__Stated goal__
Transcribe the records below exactly as they appear.

--*--

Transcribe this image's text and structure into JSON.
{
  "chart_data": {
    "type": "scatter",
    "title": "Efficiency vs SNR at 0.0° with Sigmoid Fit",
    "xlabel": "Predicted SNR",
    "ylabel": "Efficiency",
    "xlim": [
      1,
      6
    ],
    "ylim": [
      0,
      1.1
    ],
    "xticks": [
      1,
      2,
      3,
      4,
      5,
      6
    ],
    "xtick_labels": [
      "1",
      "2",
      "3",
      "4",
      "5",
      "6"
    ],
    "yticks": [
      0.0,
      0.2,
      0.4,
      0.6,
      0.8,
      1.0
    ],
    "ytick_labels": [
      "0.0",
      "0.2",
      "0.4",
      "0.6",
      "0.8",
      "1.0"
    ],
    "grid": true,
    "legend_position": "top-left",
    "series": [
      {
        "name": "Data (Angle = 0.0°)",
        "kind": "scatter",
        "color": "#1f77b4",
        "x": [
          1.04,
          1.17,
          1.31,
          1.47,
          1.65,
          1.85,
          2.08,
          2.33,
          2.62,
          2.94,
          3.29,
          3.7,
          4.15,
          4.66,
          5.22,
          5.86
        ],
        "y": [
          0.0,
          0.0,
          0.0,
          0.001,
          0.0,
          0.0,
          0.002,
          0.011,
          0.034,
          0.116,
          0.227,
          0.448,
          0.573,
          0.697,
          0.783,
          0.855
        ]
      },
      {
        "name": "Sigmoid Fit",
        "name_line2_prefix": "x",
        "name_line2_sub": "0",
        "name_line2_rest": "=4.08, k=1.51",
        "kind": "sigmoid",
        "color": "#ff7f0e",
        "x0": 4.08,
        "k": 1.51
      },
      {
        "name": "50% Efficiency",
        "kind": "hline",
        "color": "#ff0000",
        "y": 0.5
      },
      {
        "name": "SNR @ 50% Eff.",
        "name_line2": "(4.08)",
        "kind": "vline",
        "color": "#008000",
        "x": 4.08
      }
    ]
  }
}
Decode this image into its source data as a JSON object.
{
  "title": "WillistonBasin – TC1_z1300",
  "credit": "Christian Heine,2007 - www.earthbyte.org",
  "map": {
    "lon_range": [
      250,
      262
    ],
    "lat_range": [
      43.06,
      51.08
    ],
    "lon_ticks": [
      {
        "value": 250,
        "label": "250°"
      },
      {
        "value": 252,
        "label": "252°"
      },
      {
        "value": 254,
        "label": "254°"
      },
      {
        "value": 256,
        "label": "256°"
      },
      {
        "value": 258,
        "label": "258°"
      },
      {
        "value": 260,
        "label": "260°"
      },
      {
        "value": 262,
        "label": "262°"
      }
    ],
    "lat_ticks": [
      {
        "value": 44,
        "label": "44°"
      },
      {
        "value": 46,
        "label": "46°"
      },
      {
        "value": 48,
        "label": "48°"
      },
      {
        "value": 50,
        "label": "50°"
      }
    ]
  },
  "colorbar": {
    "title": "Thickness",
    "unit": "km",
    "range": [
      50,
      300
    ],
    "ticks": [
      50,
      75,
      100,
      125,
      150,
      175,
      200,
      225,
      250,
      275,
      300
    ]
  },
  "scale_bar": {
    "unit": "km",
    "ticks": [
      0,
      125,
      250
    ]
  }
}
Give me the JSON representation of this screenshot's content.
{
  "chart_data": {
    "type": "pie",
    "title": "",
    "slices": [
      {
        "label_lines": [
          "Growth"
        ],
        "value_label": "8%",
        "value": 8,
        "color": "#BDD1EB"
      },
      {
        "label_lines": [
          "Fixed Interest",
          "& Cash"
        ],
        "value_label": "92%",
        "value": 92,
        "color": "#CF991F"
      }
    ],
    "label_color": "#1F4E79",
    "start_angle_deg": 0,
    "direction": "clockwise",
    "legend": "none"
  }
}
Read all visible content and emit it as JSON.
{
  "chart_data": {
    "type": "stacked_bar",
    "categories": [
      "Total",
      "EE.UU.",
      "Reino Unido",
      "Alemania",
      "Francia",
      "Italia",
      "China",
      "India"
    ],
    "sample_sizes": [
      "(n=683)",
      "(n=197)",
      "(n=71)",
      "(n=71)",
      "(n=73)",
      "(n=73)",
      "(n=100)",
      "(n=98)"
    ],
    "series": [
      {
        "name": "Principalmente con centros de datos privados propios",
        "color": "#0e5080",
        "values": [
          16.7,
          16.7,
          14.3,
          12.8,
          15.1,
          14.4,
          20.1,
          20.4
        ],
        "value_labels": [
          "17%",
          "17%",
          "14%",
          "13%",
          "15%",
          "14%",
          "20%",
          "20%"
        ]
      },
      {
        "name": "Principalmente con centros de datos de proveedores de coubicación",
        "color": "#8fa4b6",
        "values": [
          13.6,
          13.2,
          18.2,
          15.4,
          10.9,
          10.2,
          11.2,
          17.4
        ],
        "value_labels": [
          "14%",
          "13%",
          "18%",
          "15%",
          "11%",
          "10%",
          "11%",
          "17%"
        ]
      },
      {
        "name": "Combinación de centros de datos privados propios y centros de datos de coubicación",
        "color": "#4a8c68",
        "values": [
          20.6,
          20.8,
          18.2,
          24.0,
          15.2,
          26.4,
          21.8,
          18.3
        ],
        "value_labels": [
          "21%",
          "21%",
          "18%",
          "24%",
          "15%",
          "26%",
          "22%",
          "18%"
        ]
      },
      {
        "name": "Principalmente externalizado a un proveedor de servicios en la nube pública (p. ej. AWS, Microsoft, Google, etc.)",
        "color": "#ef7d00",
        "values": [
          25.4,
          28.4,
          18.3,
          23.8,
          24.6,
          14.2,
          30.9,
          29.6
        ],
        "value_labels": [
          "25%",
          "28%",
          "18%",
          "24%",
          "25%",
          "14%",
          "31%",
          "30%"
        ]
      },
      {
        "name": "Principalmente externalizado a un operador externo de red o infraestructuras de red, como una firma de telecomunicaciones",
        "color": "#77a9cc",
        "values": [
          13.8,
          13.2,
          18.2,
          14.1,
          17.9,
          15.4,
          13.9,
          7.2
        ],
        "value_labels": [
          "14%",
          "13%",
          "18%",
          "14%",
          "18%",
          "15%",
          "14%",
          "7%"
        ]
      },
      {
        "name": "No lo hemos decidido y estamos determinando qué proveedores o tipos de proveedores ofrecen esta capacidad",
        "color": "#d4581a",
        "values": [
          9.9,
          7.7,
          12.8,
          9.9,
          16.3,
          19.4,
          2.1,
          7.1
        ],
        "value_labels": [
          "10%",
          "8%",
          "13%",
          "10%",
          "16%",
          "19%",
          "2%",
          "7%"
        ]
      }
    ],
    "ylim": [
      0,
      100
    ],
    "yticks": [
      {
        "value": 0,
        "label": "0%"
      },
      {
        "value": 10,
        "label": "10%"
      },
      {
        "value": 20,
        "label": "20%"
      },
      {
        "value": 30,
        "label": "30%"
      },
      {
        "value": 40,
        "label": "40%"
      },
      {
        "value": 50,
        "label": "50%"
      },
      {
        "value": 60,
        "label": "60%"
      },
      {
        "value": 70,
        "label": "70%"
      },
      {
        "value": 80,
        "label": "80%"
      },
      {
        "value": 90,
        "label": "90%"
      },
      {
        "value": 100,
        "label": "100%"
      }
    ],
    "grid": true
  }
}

--*--

__Solution to this task__
Transcribe this image's text and structure into JSON.
{
  "chart_data": {
    "type": "scatter",
    "title": "Efficiency vs SNR at 0.0° with Sigmoid Fit",
    "xlabel": "Predicted SNR",
    "ylabel": "Efficiency",
    "xlim": [
      1,
      6
    ],
    "ylim": [
      0,
      1.1
    ],
    "xticks": [
      1,
      2,
      3,
      4,
      5,
      6
    ],
    "xtick_labels": [
      "1",
      "2",
      "3",
      "4",
      "5",
      "6"
    ],
    "yticks": [
      0.0,
      0.2,
      0.4,
      0.6,
      0.8,
      1.0
    ],
    "ytick_labels": [
      "0.0",
      "0.2",
      "0.4",
      "0.6",
      "0.8",
      "1.0"
    ],
    "grid": true,
    "legend_position": "top-left",
    "series": [
      {
        "name": "Data (Angle = 0.0°)",
        "kind": "scatter",
        "color": "#1f77b4",
        "x": [
          1.04,
          1.17,
          1.31,
          1.47,
          1.65,
          1.85,
          2.08,
          2.33,
          2.62,
          2.94,
          3.29,
          3.7,
          4.15,
          4.66,
          5.22,
          5.86
        ],
        "y": [
          0.0,
          0.0,
          0.0,
          0.001,
          0.0,
          0.0,
          0.002,
          0.011,
          0.034,
          0.116,
          0.227,
          0.448,
          0.573,
          0.697,
          0.783,
          0.855
        ]
      },
      {
        "name": "Sigmoid Fit",
        "name_line2_prefix": "x",
        "name_line2_sub": "0",
        "name_line2_rest": "=4.08, k=1.51",
        "kind": "sigmoid",
        "color": "#ff7f0e",
        "x0": 4.08,
        "k": 1.51
      },
      {
        "name": "50% Efficiency",
        "kind": "hline",
        "color": "#ff0000",
        "y": 0.5
      },
      {
        "name": "SNR @ 50% Eff.",
        "name_line2": "(4.08)",
        "kind": "vline",
        "color": "#008000",
        "x": 4.08
      }
    ]
  }
}
Decode this image into its source data as a JSON object.
{
  "title": "WillistonBasin – TC1_z1300",
  "credit": "Christian Heine,2007 - www.earthbyte.org",
  "map": {
    "lon_range": [
      250,
      262
    ],
    "lat_range": [
      43.06,
      51.08
    ],
    "lon_ticks": [
      {
        "value": 250,
        "label": "250°"
      },
      {
        "value": 252,
        "label": "252°"
      },
      {
        "value": 254,
        "label": "254°"
      },
      {
        "value": 256,
        "label": "256°"
      },
      {
        "value": 258,
        "label": "258°"
      },
      {
        "value": 260,
        "label": "260°"
      },
      {
        "value": 262,
        "label": "262°"
      }
    ],
    "lat_ticks": [
      {
        "value": 44,
        "label": "44°"
      },
      {
        "value": 46,
        "label": "46°"
      },
      {
        "value": 48,
        "label": "48°"
      },
      {
        "value": 50,
        "label": "50°"
      }
    ]
  },
  "colorbar": {
    "title": "Thickness",
    "unit": "km",
    "range": [
      50,
      300
    ],
    "ticks": [
      50,
      75,
      100,
      125,
      150,
      175,
      200,
      225,
      250,
      275,
      300
    ]
  },
  "scale_bar": {
    "unit": "km",
    "ticks": [
      0,
      125,
      250
    ]
  }
}
Give me the JSON representation of this screenshot's content.
{
  "chart_data": {
    "type": "pie",
    "title": "",
    "slices": [
      {
        "label_lines": [
          "Growth"
        ],
        "value_label": "8%",
        "value": 8,
        "color": "#BDD1EB"
      },
      {
        "label_lines": [
          "Fixed Interest",
          "& Cash"
        ],
        "value_label": "92%",
        "value": 92,
        "color": "#CF991F"
      }
    ],
    "label_color": "#1F4E79",
    "start_angle_deg": 0,
    "direction": "clockwise",
    "legend": "none"
  }
}
Read all visible content and emit it as JSON.
{
  "chart_data": {
    "type": "stacked_bar",
    "categories": [
      "Total",
      "EE.UU.",
      "Reino Unido",
      "Alemania",
      "Francia",
      "Italia",
      "China",
      "India"
    ],
    "sample_sizes": [
      "(n=683)",
      "(n=197)",
      "(n=71)",
      "(n=71)",
      "(n=73)",
      "(n=73)",
      "(n=100)",
      "(n=98)"
    ],
    "series": [
      {
        "name": "Principalmente con centros de datos privados propios",
        "color": "#0e5080",
        "values": [
          16.7,
          16.7,
          14.3,
          12.8,
          15.1,
          14.4,
          20.1,
          20.4
        ],
        "value_labels": [
          "17%",
          "17%",
          "14%",
          "13%",
          "15%",
          "14%",
          "20%",
          "20%"
        ]
      },
      {
        "name": "Principalmente con centros de datos de proveedores de coubicación",
        "color": "#8fa4b6",
        "values": [
          13.6,
          13.2,
          18.2,
          15.4,
          10.9,
          10.2,
          11.2,
          17.4
        ],
        "value_labels": [
          "14%",
          "13%",
          "18%",
          "15%",
          "11%",
          "10%",
          "11%",
          "17%"
        ]
      },
      {
        "name": "Combinación de centros de datos privados propios y centros de datos de coubicación",
        "color": "#4a8c68",
        "values": [
          20.6,
          20.8,
          18.2,
          24.0,
          15.2,
          26.4,
          21.8,
          18.3
        ],
        "value_labels": [
          "21%",
          "21%",
          "18%",
          "24%",
          "15%",
          "26%",
          "22%",
          "18%"
        ]
      },
      {
        "name": "Principalmente externalizado a un proveedor de servicios en la nube pública (p. ej. AWS, Microsoft, Google, etc.)",
        "color": "#ef7d00",
        "values": [
          25.4,
          28.4,
          18.3,
          23.8,
          24.6,
          14.2,
          30.9,
          29.6
        ],
        "value_labels": [
          "25%",
          "28%",
          "18%",
          "24%",
          "25%",
          "14%",
          "31%",
          "30%"
        ]
      },
      {
        "name": "Principalmente externalizado a un operador externo de red o infraestructuras de red, como una firma de telecomunicaciones",
        "color": "#77a9cc",
        "values": [
          13.8,
          13.2,
          18.2,
          14.1,
          17.9,
          15.4,
          13.9,
          7.2
        ],
        "value_labels": [
          "14%",
          "13%",
          "18%",
          "14%",
          "18%",
          "15%",
          "14%",
          "7%"
        ]
      },
      {
        "name": "No lo hemos decidido y estamos determinando qué proveedores o tipos de proveedores ofrecen esta capacidad",
        "color": "#d4581a",
        "values": [
          9.9,
          7.7,
          12.8,
          9.9,
          16.3,
          19.4,
          2.1,
          7.1
        ],
        "value_labels": [
          "10%",
          "8%",
          "13%",
          "10%",
          "16%",
          "19%",
          "2%",
          "7%"
        ]
      }
    ],
    "ylim": [
      0,
      100
    ],
    "yticks": [
      {
        "value": 0,
        "label": "0%"
      },
      {
        "value": 10,
        "label": "10%"
      },
      {
        "value": 20,
        "label": "20%"
      },
      {
        "value": 30,
        "label": "30%"
      },
      {
        "value": 40,
        "label": "40%"
      },
      {
        "value": 50,
        "label": "50%"
      },
      {
        "value": 60,
        "label": "60%"
      },
      {
        "value": 70,
        "label": "70%"
      },
      {
        "value": 80,
        "label": "80%"
      },
      {
        "value": 90,
        "label": "90%"
      },
      {
        "value": 100,
        "label": "100%"
      }
    ],
    "grid": true
  }
}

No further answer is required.